+++ Extracted information

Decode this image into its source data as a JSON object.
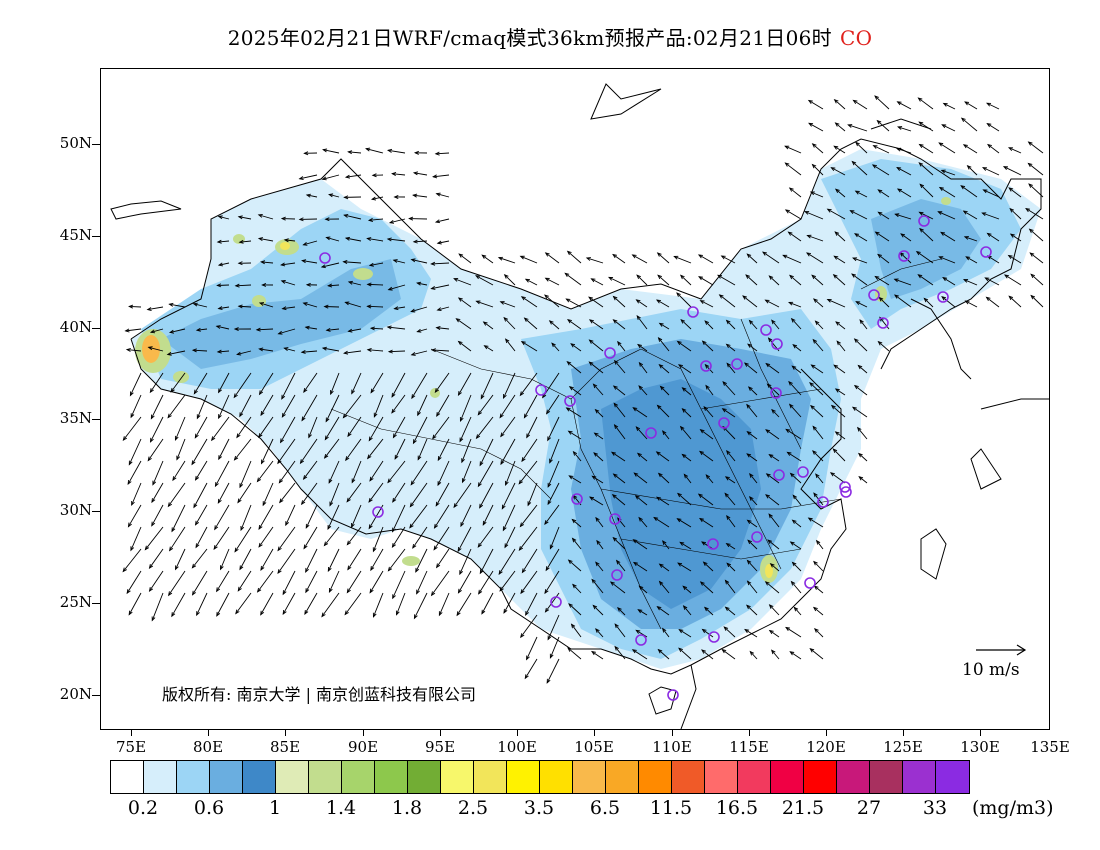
{
  "title": {
    "text": "2025年02月21日WRF/cmaq模式36km预报产品:02月21日06时",
    "species": "CO"
  },
  "axes": {
    "y_labels": [
      "50N",
      "45N",
      "40N",
      "35N",
      "30N",
      "25N",
      "20N"
    ],
    "x_labels": [
      "75E",
      "80E",
      "85E",
      "90E",
      "95E",
      "100E",
      "105E",
      "110E",
      "115E",
      "120E",
      "125E",
      "130E",
      "135E"
    ],
    "lon_range": [
      73.5,
      135
    ],
    "lat_range": [
      18,
      54
    ]
  },
  "copyright": "版权所有: 南京大学 | 南京创蓝科技有限公司",
  "reference_vector": {
    "label": "10 m/s"
  },
  "legend": {
    "colors": [
      "#ffffff",
      "#d6eefb",
      "#9cd5f5",
      "#6aaee0",
      "#3e88c8",
      "#dfebb6",
      "#c2dd8e",
      "#a7d46b",
      "#8dc84c",
      "#72ad34",
      "#f7f76b",
      "#f2e55a",
      "#fff200",
      "#ffe000",
      "#f9b94b",
      "#f9a825",
      "#ff8a00",
      "#f05a28",
      "#ff6b6b",
      "#f23a5e",
      "#f00044",
      "#ff0000",
      "#c8187a",
      "#a8305f",
      "#9b30d0",
      "#8b2be2"
    ],
    "labels": [
      "0.2",
      "0.6",
      "1",
      "1.4",
      "1.8",
      "2.5",
      "3.5",
      "6.5",
      "11.5",
      "16.5",
      "21.5",
      "27",
      "33"
    ],
    "unit": "(mg/m3)"
  },
  "site_markers_count": 40
}
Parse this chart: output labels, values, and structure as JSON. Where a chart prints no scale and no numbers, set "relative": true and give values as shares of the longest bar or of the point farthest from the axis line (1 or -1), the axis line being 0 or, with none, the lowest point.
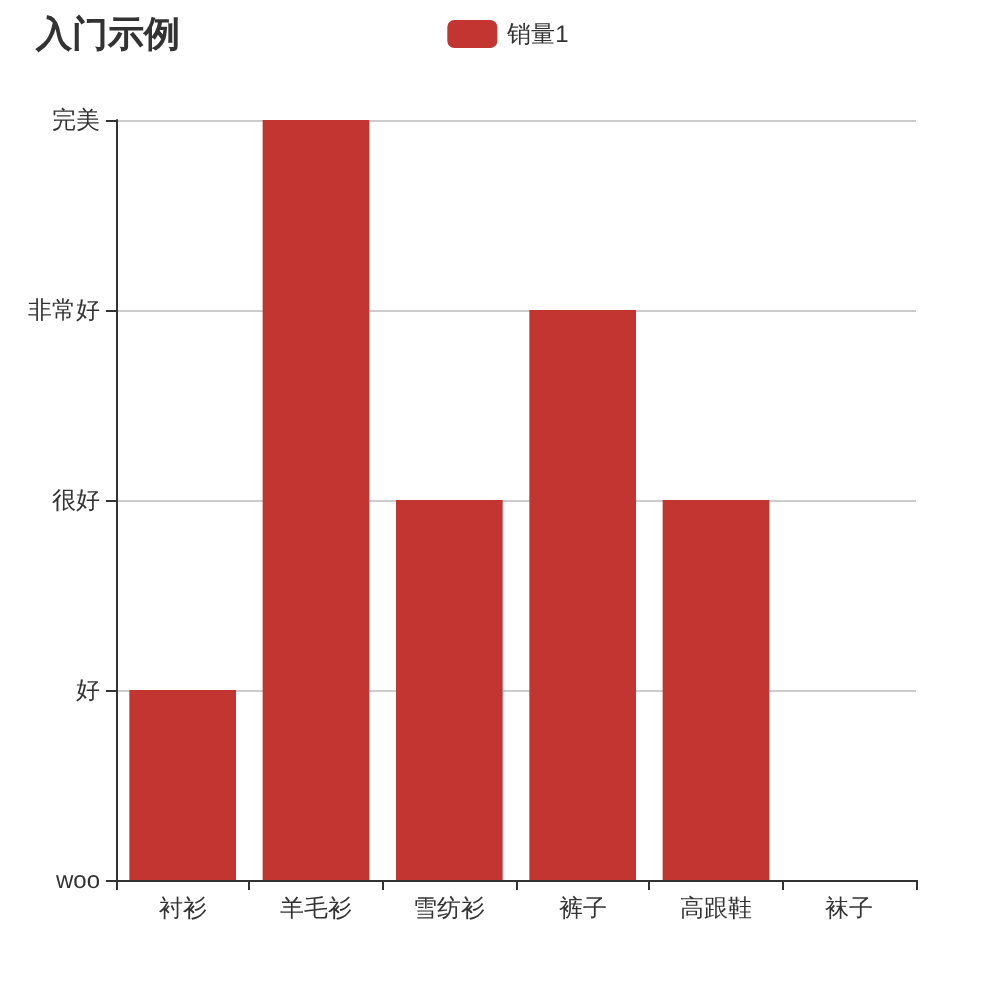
{
  "chart_data": {
    "type": "bar",
    "title": "入门示例",
    "categories": [
      "衬衫",
      "羊毛衫",
      "雪纺衫",
      "裤子",
      "高跟鞋",
      "袜子"
    ],
    "series": [
      {
        "name": "销量1",
        "color": "#c23531",
        "values": [
          0.25,
          1,
          0.5,
          0.75,
          0.5,
          0
        ]
      }
    ],
    "relative": true,
    "annotations": [
      "woo",
      "好",
      "很好",
      "非常好",
      "完美"
    ],
    "grid": "y",
    "legend": "top"
  }
}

++++++

▶ _Goal_
The lines to be extracted begin at the line containing "Parse this chart: output" and continue through the final line of the material above, both ends included. Reproduce them exactly, without the pictures.

▶ _Solution below_
Parse this chart: output labels, values, and structure as JSON. Where a chart prints no scale and no numbers, set "relative": true and give values as shares of the longest bar or of the point farthest from the axis line (1 or -1), the axis line being 0 or, with none, the lowest point.
{
  "chart_data": {
    "type": "bar",
    "title": "入门示例",
    "categories": [
      "衬衫",
      "羊毛衫",
      "雪纺衫",
      "裤子",
      "高跟鞋",
      "袜子"
    ],
    "series": [
      {
        "name": "销量1",
        "color": "#c23531",
        "values": [
          0.25,
          1,
          0.5,
          0.75,
          0.5,
          0
        ]
      }
    ],
    "relative": true,
    "annotations": [
      "woo",
      "好",
      "很好",
      "非常好",
      "完美"
    ],
    "grid": "y",
    "legend": "top"
  }
}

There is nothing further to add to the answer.